Dataset records on visual material:
+ + +

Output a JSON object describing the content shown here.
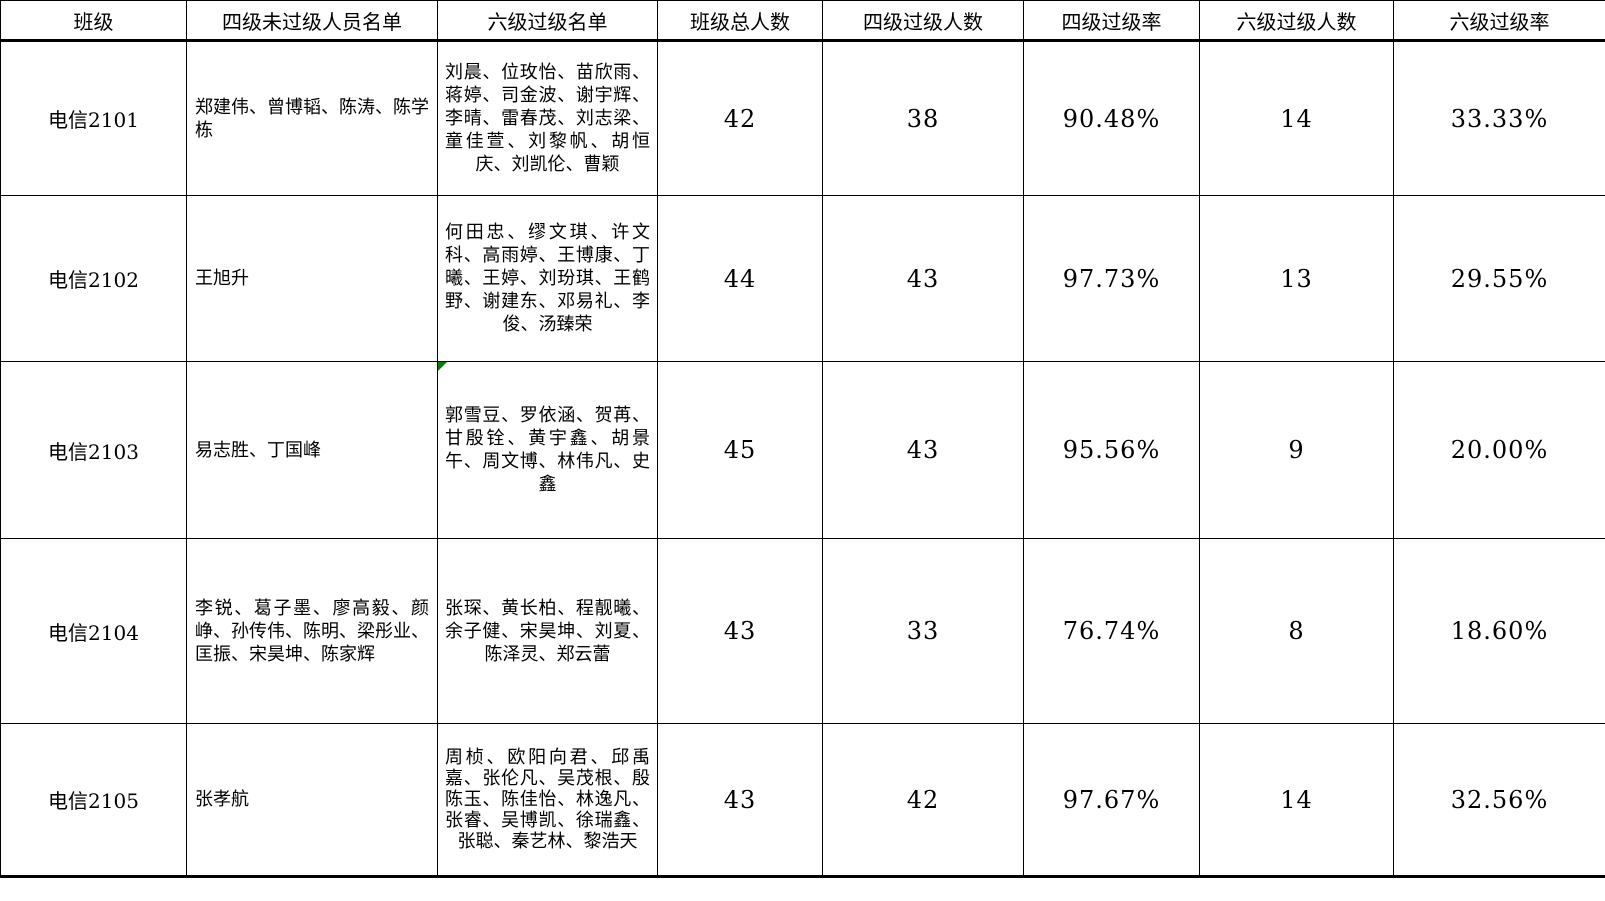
{
  "table": {
    "headers": [
      "班级",
      "四级未过级人员名单",
      "六级过级名单",
      "班级总人数",
      "四级过级人数",
      "四级过级率",
      "六级过级人数",
      "六级过级率"
    ],
    "rows": [
      {
        "class_name": "电信2101",
        "cet4_not_passed": "郑建伟、曾博韬、陈涛、陈学栋",
        "cet6_passed": "刘晨、位玫怡、苗欣雨、蒋婷、司金波、谢宇辉、李晴、雷春茂、刘志梁、童佳萱、刘黎帆、胡恒庆、刘凯伦、曹颖",
        "total": "42",
        "cet4_passed_count": "38",
        "cet4_rate": "90.48%",
        "cet6_passed_count": "14",
        "cet6_rate": "33.33%"
      },
      {
        "class_name": "电信2102",
        "cet4_not_passed": "王旭升",
        "cet6_passed": "何田忠、缪文琪、许文科、高雨婷、王博康、丁曦、王婷、刘玢琪、王鹤野、谢建东、邓易礼、李俊、汤臻荣",
        "total": "44",
        "cet4_passed_count": "43",
        "cet4_rate": "97.73%",
        "cet6_passed_count": "13",
        "cet6_rate": "29.55%"
      },
      {
        "class_name": "电信2103",
        "cet4_not_passed": "易志胜、丁国峰",
        "cet6_passed": "郭雪豆、罗依涵、贺苒、甘殷铨、黄宇鑫、胡景午、周文博、林伟凡、史鑫",
        "total": "45",
        "cet4_passed_count": "43",
        "cet4_rate": "95.56%",
        "cet6_passed_count": "9",
        "cet6_rate": "20.00%"
      },
      {
        "class_name": "电信2104",
        "cet4_not_passed": "李锐、葛子墨、廖高毅、颜峥、孙传伟、陈明、梁彤业、匡振、宋昊坤、陈家辉",
        "cet6_passed": "张琛、黄长柏、程靓曦、余子健、宋昊坤、刘夏、陈泽灵、郑云蕾",
        "total": "43",
        "cet4_passed_count": "33",
        "cet4_rate": "76.74%",
        "cet6_passed_count": "8",
        "cet6_rate": "18.60%"
      },
      {
        "class_name": "电信2105",
        "cet4_not_passed": "张孝航",
        "cet6_passed": "周桢、欧阳向君、邱禹嘉、张伦凡、吴茂根、殷陈玉、陈佳怡、林逸凡、张睿、吴博凯、徐瑞鑫、张聪、秦艺林、黎浩天",
        "total": "43",
        "cet4_passed_count": "42",
        "cet4_rate": "97.67%",
        "cet6_passed_count": "14",
        "cet6_rate": "32.56%"
      }
    ]
  },
  "annotations": {
    "error_marker": {
      "row_index": 2,
      "column": "cet6_passed",
      "color": "#008000"
    }
  },
  "colors": {
    "background": "#ffffff",
    "border": "#000000",
    "text": "#000000",
    "error_marker_green": "#008000"
  }
}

+ + +

_To do_. Exclude the pictures, and transcribe all of the material exactly.

_Written answer_.
Output a JSON object describing the content shown here.
{
  "table": {
    "headers": [
      "班级",
      "四级未过级人员名单",
      "六级过级名单",
      "班级总人数",
      "四级过级人数",
      "四级过级率",
      "六级过级人数",
      "六级过级率"
    ],
    "rows": [
      {
        "class_name": "电信2101",
        "cet4_not_passed": "郑建伟、曾博韬、陈涛、陈学栋",
        "cet6_passed": "刘晨、位玫怡、苗欣雨、蒋婷、司金波、谢宇辉、李晴、雷春茂、刘志梁、童佳萱、刘黎帆、胡恒庆、刘凯伦、曹颖",
        "total": "42",
        "cet4_passed_count": "38",
        "cet4_rate": "90.48%",
        "cet6_passed_count": "14",
        "cet6_rate": "33.33%"
      },
      {
        "class_name": "电信2102",
        "cet4_not_passed": "王旭升",
        "cet6_passed": "何田忠、缪文琪、许文科、高雨婷、王博康、丁曦、王婷、刘玢琪、王鹤野、谢建东、邓易礼、李俊、汤臻荣",
        "total": "44",
        "cet4_passed_count": "43",
        "cet4_rate": "97.73%",
        "cet6_passed_count": "13",
        "cet6_rate": "29.55%"
      },
      {
        "class_name": "电信2103",
        "cet4_not_passed": "易志胜、丁国峰",
        "cet6_passed": "郭雪豆、罗依涵、贺苒、甘殷铨、黄宇鑫、胡景午、周文博、林伟凡、史鑫",
        "total": "45",
        "cet4_passed_count": "43",
        "cet4_rate": "95.56%",
        "cet6_passed_count": "9",
        "cet6_rate": "20.00%"
      },
      {
        "class_name": "电信2104",
        "cet4_not_passed": "李锐、葛子墨、廖高毅、颜峥、孙传伟、陈明、梁彤业、匡振、宋昊坤、陈家辉",
        "cet6_passed": "张琛、黄长柏、程靓曦、余子健、宋昊坤、刘夏、陈泽灵、郑云蕾",
        "total": "43",
        "cet4_passed_count": "33",
        "cet4_rate": "76.74%",
        "cet6_passed_count": "8",
        "cet6_rate": "18.60%"
      },
      {
        "class_name": "电信2105",
        "cet4_not_passed": "张孝航",
        "cet6_passed": "周桢、欧阳向君、邱禹嘉、张伦凡、吴茂根、殷陈玉、陈佳怡、林逸凡、张睿、吴博凯、徐瑞鑫、张聪、秦艺林、黎浩天",
        "total": "43",
        "cet4_passed_count": "42",
        "cet4_rate": "97.67%",
        "cet6_passed_count": "14",
        "cet6_rate": "32.56%"
      }
    ]
  },
  "annotations": {
    "error_marker": {
      "row_index": 2,
      "column": "cet6_passed",
      "color": "#008000"
    }
  },
  "colors": {
    "background": "#ffffff",
    "border": "#000000",
    "text": "#000000",
    "error_marker_green": "#008000"
  }
}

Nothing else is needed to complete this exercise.